CONSIGNE.
Reprenez la rédaction de l'extrait sur la crise agricole à partir de sa dernière phrase.

== EXTRAIT

La crise agricole est grave

Pour un revenu juste des paysans et paysannes et un soutien clair à la transition écologique !

Les agricultrices et agriculteurs manifestent pour revendiquer de meilleures conditions de travail et de rémunération. Le mouvement des AMAP apporte tout son soutien et sa solidarité aux paysan·nes dans leur mobilisation. 

La crise agricole est grave :

– une majorité de paysans n’arrivent plus à vivre décemment de leur travail,
– leurs contraintes administratives sont très lourdes,
– leurs dépenses augmentent, notamment l’énergie.
– le nombre de fermes diminue gravement et un grand nombre d’agriculteurs vont partir en retraite dans les 10 ans à venir,
– les prix de ventes des agriculteurs à l’industrie agro-alimentaire et à la grande distribution sont au plus bas,
– le dérèglement climatique vient compliquer leurs tâches,
– la prise de conscience des ravages des pesticides sur la biodiversité comme sur la santé des  « mangeur-euse-s ».

Tous ces éléments montrent la profondeur et la complexité de cette crise. Elle  est le résultat de choix politiques et ne pourra pas se résoudre par le maintien des décisions qui l’ont générée. L’agriculture est dans l’impasse d’un système économique ultralibéral, inéquitable et destructeur.

Voici quelques éléments d’analyse en 9 points :

1 – Les Amap, une réponse partielle à la crise
2 – Un modèle « technique » à bout de souffle : la fin des gains de productivité
3 – Autosuffisance alimentaire ou exportation via les traités de libre échanges
4 – Répartition des « marges » : les paysans les grands perdants
5 – Les agrandissements au lieu des installations
6 – Quelle agriculture veut-on ? Pesticides ou transition ?
7 – Qui a intérêt à défendre l’agriculture agro-industrielle ?
8 – Les « mangeur-euse-s », une partie de la réponse
9 –  Une récupération politique dommageable

1) L’Amap, une réponse partielle à la crise :

      En Amap nous défendons l’agriculture paysanne, bio et locale. Les amapiens s’engagent sur une période donnée via un contrat. Les prix sont pensés pour permettre à nos producteur-trice-s de vivre dignement de leur métier. Ceux-ci valorisent mieux leurs produits et ont une reconnaissance de la qualité de leur travail qui manque à celles et ceux qui ne sont pas en vente directe. Les consomm’acteurs bénéficient de produits de qualité à un juste prix. Parlons des Amap à tous ceux qui se demandent comment soutenir les paysan-ne-s !

====
== DONNÉES FOURNIES

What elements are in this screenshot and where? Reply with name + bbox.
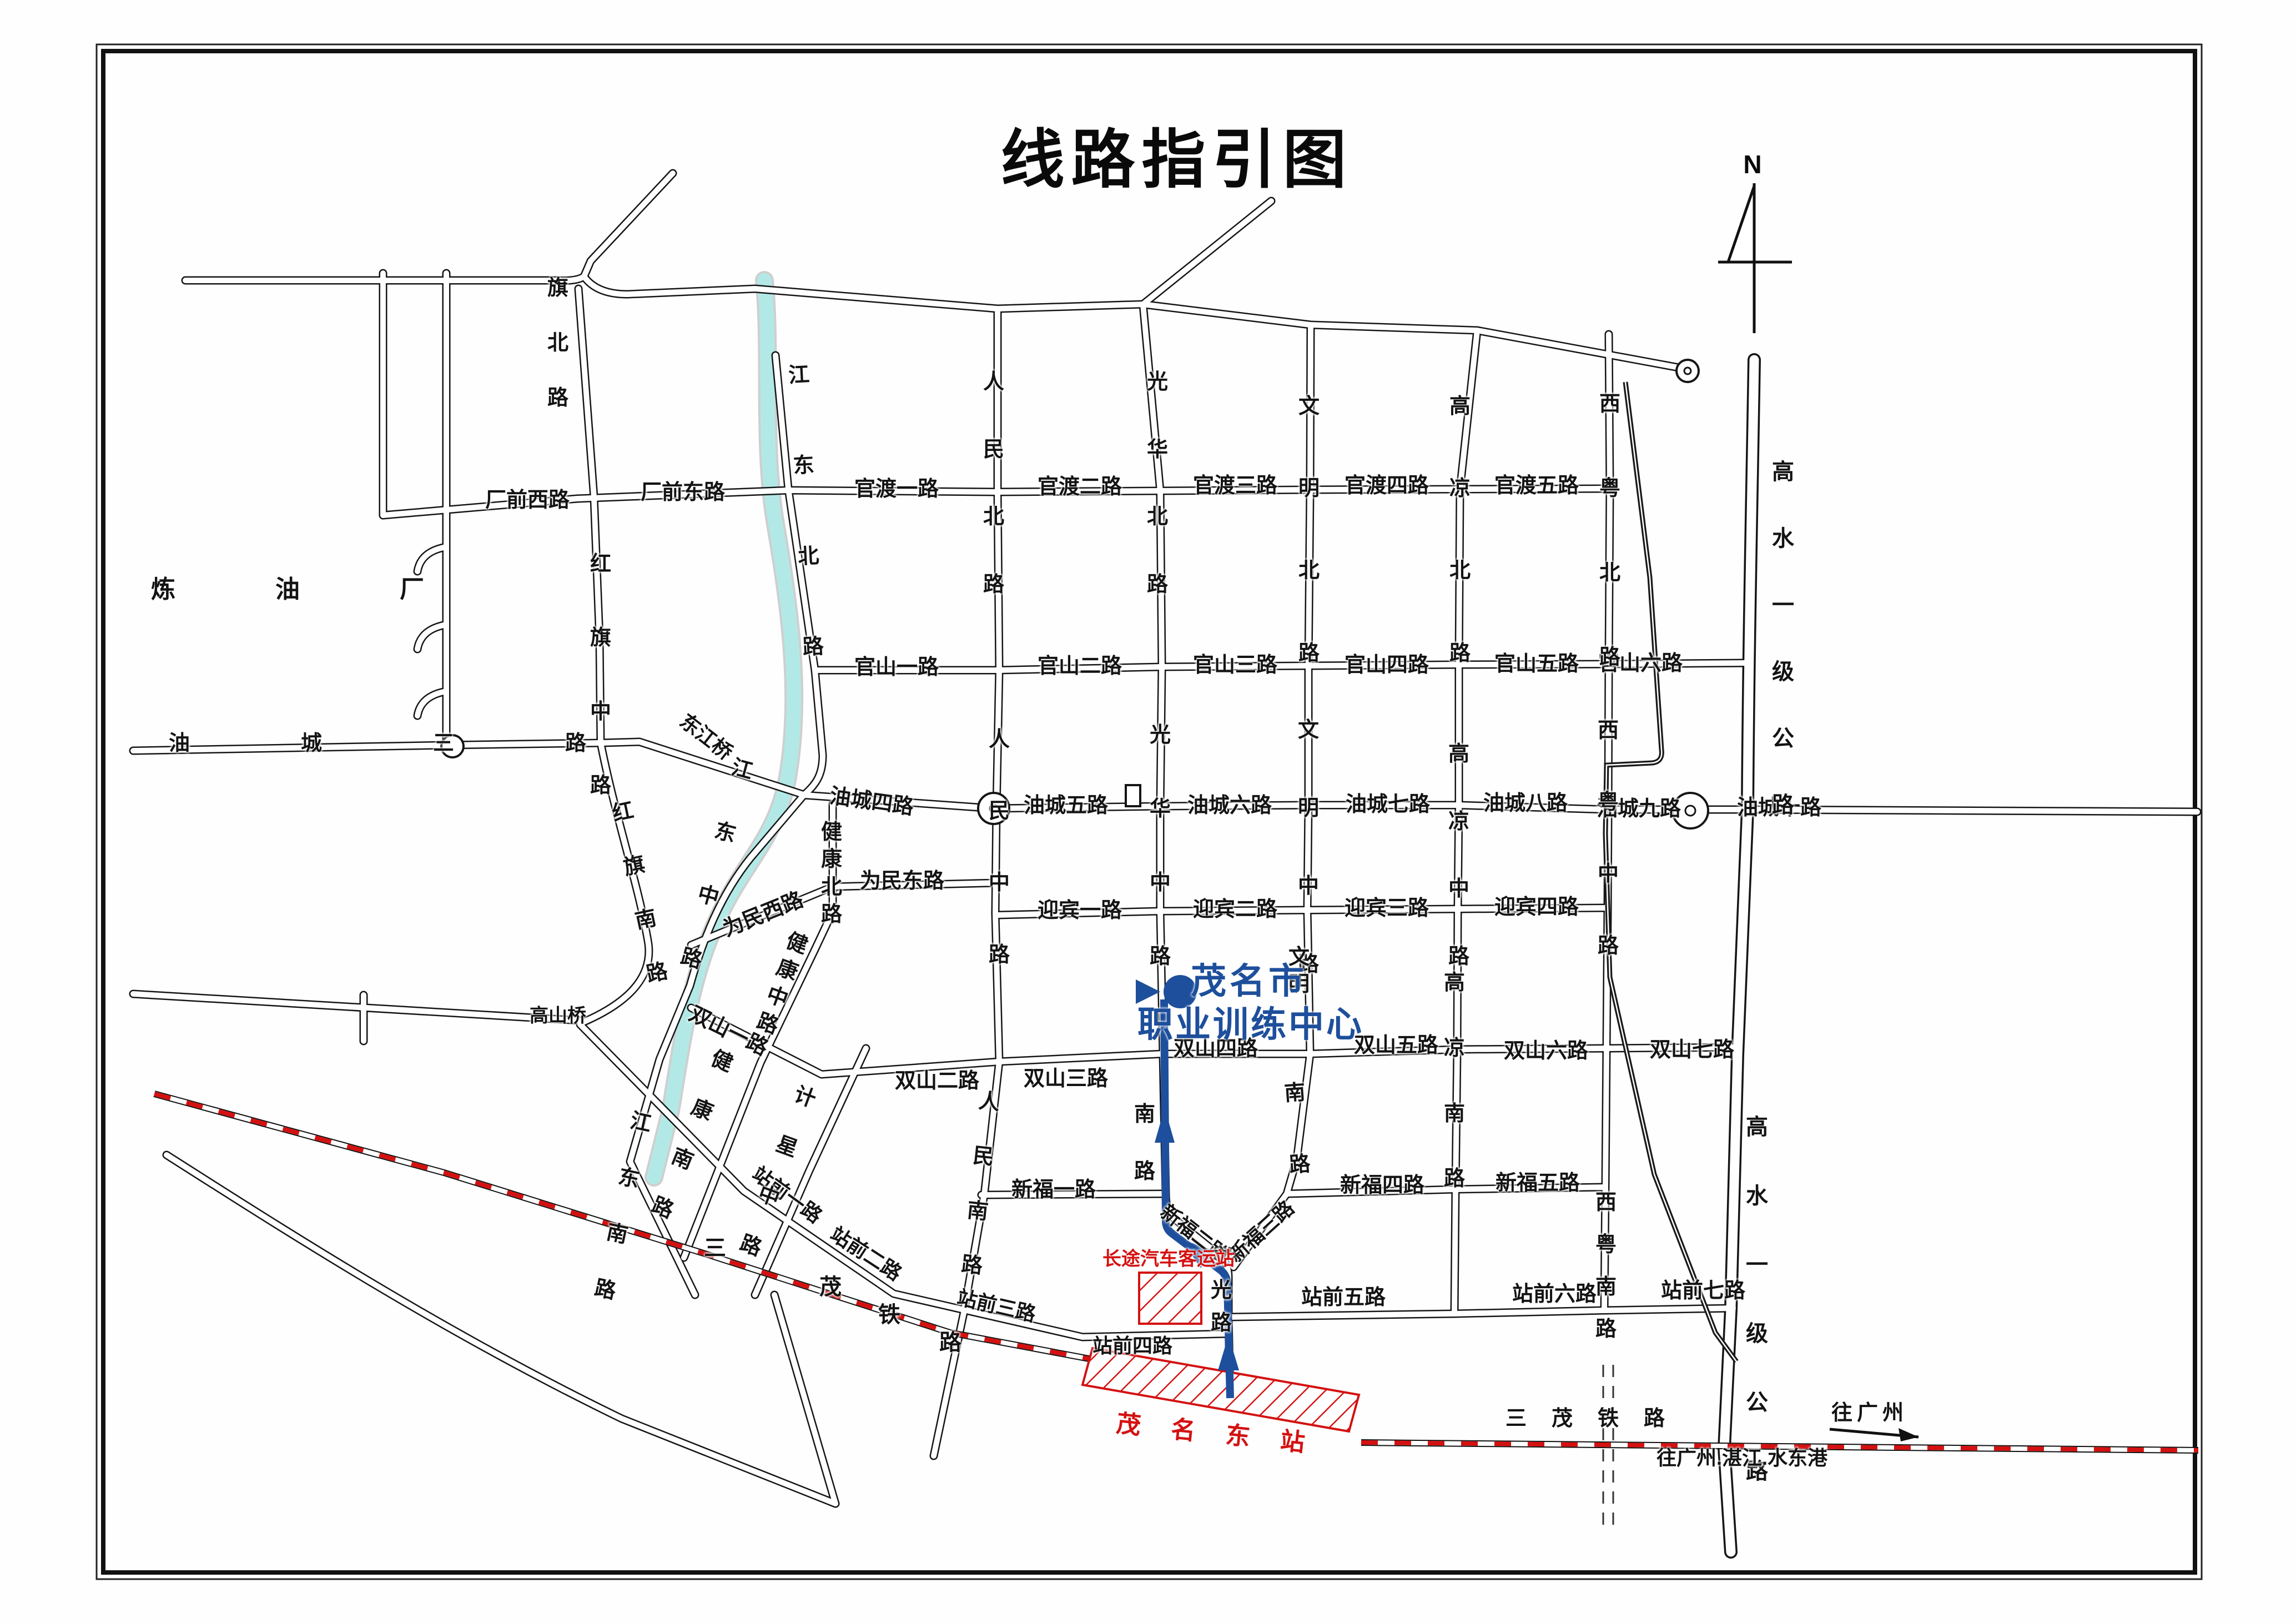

====

RÉSULTAT ATTENDU.
2) Un modèle « technique » à bout de souffle : la fin des gains de productivité

      Après guerre, on a demandé à l’agriculture d’assurer l’autosuffisance alimentaire de l’Europe. L’arrivée des engrais et des pesticides, et aussi de la mécanisation, a permis des gains de productivité énormes en agriculture. Les rendements ont explosé et le nombre de ferme a fondu. Mais, il semble que nous soyons arrivés au bout de cette course. Le taux de matière organique des sols a fondu (arrêt de la polyculture élevage), de nombreux sols, comme l’eau des rivières sont gravement pollués (les agences de l’eau dépensent des fortunes en dépollution ) et les conséquences de l’usage intensif des pesticides sont catastrophiques pour la santé humaine et la biodiversité. De plus, le dérèglement climatique avec les excès de chaleur, les sécheresses ou les pluies diluviennes, le démarrage précoce des cultures avec des températures clémentes suivi d’un coup de gel printanier, les évènements climatiques forts, grêles, orages, tornades… compliquent encore plus le travail des paysans

3)Autosuffisance alimentaire ou exportation via les traités de libre échanges :

             L’autosuffisance alimentaire a été atteinte vers les années 70. Les gouvernements ont décidé de poursuivre et d’amplifier ce développement pour se placer sur le marché de l’exportation à coup de subventions. C’était une erreur ! L’autosuffisance alimentaire est nécessaire, mais elle est nécessaire à chaque pays, et développer l’exportation est toxique pour les pays importateurs car elle mine l’agriculture locale (en particulier des pays en voie de développement). De plus, privilégier les cultures d’exportation se fait au détriment de notre propre autosuffisance. (On importe 50% de nos fruits et légumes !).
Notre modèle capitaliste ultralibéral a beaucoup profité de cette agriculture intensive qui favorise les grosses fermes au dépend de l’agriculture paysanne. L’Union Européenne est championne des traités de libre échange qui placent l’agriculture de nos pays en concurrence avec les énormes fermes de tous les continents et nous entraîne vers toujours plus d’agro-industrie.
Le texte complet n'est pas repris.